__Requirement__. Within the records that follow, find every line containing the string "Maintenance". Copy those lines.

__Data for processing__.
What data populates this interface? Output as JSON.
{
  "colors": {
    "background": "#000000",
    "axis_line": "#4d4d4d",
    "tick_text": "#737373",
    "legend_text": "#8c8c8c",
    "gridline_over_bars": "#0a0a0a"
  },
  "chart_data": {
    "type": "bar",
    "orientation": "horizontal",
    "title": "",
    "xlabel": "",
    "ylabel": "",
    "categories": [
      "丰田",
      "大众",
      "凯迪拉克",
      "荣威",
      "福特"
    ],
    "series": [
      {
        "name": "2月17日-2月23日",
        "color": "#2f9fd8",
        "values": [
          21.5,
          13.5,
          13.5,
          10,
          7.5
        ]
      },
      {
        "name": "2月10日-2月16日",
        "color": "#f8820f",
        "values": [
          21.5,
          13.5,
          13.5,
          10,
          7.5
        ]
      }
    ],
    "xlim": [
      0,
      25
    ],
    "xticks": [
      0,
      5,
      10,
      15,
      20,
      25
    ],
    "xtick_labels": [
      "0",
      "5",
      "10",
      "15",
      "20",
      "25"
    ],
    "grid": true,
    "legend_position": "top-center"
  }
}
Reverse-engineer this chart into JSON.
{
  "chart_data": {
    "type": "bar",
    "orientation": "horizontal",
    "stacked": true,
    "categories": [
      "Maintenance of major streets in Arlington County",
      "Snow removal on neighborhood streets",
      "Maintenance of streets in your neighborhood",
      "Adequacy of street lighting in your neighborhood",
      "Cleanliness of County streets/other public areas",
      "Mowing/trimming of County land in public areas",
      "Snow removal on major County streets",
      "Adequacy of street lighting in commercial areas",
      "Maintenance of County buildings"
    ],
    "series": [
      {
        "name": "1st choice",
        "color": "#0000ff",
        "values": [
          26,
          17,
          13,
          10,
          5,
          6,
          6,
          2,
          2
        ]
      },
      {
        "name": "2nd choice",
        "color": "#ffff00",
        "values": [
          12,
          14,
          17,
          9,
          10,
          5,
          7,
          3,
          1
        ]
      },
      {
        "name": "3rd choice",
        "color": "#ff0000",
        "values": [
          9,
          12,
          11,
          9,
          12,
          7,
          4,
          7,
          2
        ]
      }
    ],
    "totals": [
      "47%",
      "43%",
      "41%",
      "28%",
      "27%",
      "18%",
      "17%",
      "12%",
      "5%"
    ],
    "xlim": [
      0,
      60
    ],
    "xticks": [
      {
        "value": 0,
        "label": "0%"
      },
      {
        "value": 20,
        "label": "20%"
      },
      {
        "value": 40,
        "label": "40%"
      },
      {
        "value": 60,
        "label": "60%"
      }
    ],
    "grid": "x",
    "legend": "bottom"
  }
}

__Solution for this exercise__.
      "Maintenance of major streets in Arlington County",
      "Maintenance of streets in your neighborhood",
      "Maintenance of County buildings"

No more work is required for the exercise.